There are several threads talking about this, so this will be somewhat repetitious.
I don't find the argument that the USMLE was designed to be a test of minimum competence, and hence shouldn't be used for selection, terribly persuasive. It was in fact developed to test for minimum competence, to replace individual state exams. However the test characteristics do lend themselves to discriminating student performance. If the test really was "designed" (rather than developed) to test for minimum competence, then it should be relatively easy to get all the questions correct. You wouldn't want to ask rare or obscure facts -- instead you'd ask basic questions looking for minimum understanding. Consider the many online training modules you've probably had to complete to test your understanding of fire drills, or hand hygiene / precautions. Most modules like this have a test at the end to make sure you learned the material -- and usually you'll get 100% because it's pretty basic, and the minimum pass is 90% or so. That's a test that's been designed to test minimum competence -- it has maximal discriminatory power at that minimal knowledge level, and tells you nothing about middle or high achievers. The USMLE scoring is nothing like this.

● Exercise details: Pick up the post above about whether the USMLE is a test of minimum competence, and keep writing it from where it stops.

(Element and coordinate records)
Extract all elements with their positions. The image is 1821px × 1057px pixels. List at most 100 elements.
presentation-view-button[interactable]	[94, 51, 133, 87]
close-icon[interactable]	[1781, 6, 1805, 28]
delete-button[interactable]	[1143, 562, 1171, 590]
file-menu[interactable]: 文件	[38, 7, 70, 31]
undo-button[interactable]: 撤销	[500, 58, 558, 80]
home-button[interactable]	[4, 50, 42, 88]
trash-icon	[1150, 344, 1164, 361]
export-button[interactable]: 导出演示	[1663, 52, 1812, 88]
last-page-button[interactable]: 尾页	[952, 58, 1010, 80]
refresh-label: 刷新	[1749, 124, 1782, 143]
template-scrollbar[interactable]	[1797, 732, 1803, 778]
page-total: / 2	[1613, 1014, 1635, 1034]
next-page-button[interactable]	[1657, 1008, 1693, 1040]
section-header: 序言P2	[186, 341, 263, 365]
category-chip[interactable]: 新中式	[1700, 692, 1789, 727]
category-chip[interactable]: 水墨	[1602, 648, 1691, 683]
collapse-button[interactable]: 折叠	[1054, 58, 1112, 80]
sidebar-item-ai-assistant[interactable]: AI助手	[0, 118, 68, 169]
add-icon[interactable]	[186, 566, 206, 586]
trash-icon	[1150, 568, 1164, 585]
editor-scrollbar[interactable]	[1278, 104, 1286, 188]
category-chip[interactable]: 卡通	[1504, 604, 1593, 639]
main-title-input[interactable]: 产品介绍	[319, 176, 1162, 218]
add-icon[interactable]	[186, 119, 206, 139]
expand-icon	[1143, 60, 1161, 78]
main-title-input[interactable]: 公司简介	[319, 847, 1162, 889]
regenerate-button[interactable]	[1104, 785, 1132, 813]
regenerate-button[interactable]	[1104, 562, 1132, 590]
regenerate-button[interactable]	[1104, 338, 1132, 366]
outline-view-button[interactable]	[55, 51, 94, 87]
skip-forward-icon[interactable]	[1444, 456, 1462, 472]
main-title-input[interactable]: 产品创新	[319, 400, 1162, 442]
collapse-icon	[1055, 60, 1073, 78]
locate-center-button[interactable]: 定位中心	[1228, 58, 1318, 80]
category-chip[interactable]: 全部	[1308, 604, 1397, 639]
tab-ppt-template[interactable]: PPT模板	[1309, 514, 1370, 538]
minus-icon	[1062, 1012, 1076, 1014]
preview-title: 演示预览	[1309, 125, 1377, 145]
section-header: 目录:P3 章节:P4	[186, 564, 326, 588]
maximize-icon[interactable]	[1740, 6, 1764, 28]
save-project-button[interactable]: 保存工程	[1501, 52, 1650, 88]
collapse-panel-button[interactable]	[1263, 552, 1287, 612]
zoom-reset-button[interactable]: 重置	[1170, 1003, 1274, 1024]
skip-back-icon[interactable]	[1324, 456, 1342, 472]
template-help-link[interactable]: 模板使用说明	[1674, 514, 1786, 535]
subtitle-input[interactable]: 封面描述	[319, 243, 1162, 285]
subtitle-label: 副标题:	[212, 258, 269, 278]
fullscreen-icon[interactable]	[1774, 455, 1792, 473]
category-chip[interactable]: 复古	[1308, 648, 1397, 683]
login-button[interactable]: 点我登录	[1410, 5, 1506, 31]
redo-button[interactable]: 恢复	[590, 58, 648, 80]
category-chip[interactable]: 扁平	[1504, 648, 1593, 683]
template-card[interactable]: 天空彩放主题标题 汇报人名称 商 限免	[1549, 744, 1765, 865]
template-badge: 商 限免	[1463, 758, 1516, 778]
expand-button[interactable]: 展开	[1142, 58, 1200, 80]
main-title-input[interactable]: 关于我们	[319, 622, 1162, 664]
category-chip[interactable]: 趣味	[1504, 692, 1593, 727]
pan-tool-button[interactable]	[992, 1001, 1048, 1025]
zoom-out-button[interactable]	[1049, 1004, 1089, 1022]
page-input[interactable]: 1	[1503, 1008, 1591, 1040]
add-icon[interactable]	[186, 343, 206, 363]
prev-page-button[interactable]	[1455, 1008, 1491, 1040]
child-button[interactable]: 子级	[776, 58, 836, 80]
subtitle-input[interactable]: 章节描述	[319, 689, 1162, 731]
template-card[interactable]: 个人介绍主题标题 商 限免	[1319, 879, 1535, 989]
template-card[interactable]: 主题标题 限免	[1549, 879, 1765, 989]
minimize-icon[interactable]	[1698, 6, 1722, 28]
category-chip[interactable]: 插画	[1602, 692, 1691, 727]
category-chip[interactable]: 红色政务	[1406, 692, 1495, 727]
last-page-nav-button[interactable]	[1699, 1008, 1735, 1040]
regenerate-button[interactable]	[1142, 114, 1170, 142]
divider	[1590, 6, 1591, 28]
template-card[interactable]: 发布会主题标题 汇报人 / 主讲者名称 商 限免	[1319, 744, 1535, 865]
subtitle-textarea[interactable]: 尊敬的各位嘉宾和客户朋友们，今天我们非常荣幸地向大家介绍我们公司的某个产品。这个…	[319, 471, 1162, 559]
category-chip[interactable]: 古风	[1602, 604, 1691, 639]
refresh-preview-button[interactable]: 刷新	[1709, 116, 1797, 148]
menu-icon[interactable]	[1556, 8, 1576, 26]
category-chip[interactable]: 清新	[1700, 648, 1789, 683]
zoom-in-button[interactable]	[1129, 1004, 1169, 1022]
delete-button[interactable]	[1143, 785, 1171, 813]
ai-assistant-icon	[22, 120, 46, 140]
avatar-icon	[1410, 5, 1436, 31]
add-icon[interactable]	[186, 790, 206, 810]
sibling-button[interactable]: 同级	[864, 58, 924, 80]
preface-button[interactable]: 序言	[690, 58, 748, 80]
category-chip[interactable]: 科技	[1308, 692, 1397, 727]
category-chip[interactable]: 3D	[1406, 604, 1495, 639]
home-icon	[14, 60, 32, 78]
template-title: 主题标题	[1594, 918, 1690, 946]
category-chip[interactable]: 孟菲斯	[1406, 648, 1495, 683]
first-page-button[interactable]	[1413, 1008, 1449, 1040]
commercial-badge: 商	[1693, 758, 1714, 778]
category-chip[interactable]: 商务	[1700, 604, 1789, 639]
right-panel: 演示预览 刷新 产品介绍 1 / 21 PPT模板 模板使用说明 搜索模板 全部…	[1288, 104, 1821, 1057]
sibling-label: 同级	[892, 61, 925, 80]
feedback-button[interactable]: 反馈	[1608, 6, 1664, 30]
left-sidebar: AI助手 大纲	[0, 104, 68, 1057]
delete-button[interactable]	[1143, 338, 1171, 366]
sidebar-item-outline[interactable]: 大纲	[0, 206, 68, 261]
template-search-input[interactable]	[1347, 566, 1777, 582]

● In response:
What does S1 test? Honestly, I think it tests your ability to learn material. The actual content of the exam doesn't matter all that much. If you can learn the S1 material well and get a good score, you can probably learn the material I need you to know and get a good score.
What will the NBME do? I have no idea. But what is clear is that they feel their stakeholders are the FSMB and the AAMC, and they don't really care what anyone else thinks. They told us this, directly, at our national meeting. The FSMB really doesn't care what happens -- they only care about the P/F result in any case. The AAMC thinks this will improve the student experience and decrease stress. I doubt that -- the stress will just move to something else.
What's the likely timeline? Also unclear, but given the downstream effects I expect there would be a long lead in period to any change. The one change I could imagine might happen more quickly is quartiles -- instead of reporting scores, only reporting quartiles. This is a middle compromise -- takes away the pressure to get a 270 vs 260 vs 250. But unclear if it would really change how anyone preps for S1, and clearly hurts people who just miss a quartile cutoff (but helps people who just beat a quartile cutoff).
What's the public comment period? It's a period of time where the NBME will accept comments from the public. There's no way they would actually publish those comments publicly.
How likely are changes from the initial proposal in June? Honestly, I think it's zero. They will take public comments, then just finalize their recommendations. I doubt anything people say will be anything new that they didn't consider beforehand. And as mentioned, the only people they care about are the FSMB and the AAMC.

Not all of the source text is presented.